> _What is asked_:
Using the records below, give the number of lines where the word "Zisk" appears, with no further output.
## BEGIN Supplied data
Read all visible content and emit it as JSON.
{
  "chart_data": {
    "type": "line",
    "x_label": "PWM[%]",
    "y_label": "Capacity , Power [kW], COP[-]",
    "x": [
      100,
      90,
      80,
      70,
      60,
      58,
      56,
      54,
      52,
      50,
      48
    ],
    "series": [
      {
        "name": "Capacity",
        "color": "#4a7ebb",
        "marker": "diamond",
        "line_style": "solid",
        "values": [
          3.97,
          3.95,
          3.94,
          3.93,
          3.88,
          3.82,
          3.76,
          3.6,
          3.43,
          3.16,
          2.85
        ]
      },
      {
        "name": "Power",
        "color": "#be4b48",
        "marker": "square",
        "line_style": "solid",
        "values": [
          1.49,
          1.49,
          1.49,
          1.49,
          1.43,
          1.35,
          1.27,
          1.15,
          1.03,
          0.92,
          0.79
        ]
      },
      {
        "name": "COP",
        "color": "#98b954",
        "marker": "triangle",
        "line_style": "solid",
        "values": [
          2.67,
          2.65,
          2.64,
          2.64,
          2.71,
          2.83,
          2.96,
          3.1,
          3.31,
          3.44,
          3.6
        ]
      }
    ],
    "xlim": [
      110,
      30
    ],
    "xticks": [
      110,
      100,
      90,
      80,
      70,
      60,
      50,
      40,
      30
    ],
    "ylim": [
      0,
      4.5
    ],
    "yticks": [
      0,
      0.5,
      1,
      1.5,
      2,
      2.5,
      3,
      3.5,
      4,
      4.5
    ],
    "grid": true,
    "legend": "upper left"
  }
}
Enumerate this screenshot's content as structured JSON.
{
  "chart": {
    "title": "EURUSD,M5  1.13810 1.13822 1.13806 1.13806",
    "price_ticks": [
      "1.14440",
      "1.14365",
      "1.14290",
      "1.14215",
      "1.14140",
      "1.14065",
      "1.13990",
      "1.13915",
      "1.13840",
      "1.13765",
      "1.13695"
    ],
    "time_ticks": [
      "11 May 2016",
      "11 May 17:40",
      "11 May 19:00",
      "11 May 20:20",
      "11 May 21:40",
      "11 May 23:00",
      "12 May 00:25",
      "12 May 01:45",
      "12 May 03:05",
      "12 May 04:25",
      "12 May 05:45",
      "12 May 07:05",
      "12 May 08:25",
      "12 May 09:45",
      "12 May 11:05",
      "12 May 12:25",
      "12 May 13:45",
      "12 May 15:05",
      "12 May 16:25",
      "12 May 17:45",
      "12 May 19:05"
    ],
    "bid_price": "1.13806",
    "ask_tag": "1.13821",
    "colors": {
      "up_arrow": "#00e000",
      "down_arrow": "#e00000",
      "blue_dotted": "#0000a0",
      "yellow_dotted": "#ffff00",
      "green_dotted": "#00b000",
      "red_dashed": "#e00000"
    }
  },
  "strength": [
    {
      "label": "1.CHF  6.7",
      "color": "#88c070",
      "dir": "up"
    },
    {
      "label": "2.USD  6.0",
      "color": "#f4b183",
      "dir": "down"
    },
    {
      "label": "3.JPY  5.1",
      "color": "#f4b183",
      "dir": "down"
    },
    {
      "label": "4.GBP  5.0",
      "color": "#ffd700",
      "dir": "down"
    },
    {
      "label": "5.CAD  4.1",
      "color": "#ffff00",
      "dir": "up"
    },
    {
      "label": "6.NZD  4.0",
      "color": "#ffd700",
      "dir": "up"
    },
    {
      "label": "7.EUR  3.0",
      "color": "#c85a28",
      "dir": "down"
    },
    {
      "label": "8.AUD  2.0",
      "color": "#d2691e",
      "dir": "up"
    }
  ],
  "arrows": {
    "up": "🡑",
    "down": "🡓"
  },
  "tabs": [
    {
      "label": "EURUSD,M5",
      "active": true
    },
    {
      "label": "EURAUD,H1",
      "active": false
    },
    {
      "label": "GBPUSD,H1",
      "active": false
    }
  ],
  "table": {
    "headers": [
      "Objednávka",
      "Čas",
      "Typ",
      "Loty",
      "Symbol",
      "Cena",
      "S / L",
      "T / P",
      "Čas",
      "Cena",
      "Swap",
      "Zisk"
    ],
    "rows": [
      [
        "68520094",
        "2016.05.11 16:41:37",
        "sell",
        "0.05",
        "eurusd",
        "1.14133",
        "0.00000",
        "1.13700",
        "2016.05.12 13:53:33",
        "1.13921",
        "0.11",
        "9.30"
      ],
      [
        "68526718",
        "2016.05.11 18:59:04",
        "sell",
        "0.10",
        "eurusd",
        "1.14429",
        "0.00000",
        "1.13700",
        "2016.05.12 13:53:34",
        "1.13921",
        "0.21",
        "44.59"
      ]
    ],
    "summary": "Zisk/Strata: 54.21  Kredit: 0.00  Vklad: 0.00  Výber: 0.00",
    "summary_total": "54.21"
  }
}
## END Supplied data
> _Solution for this exercise_:
2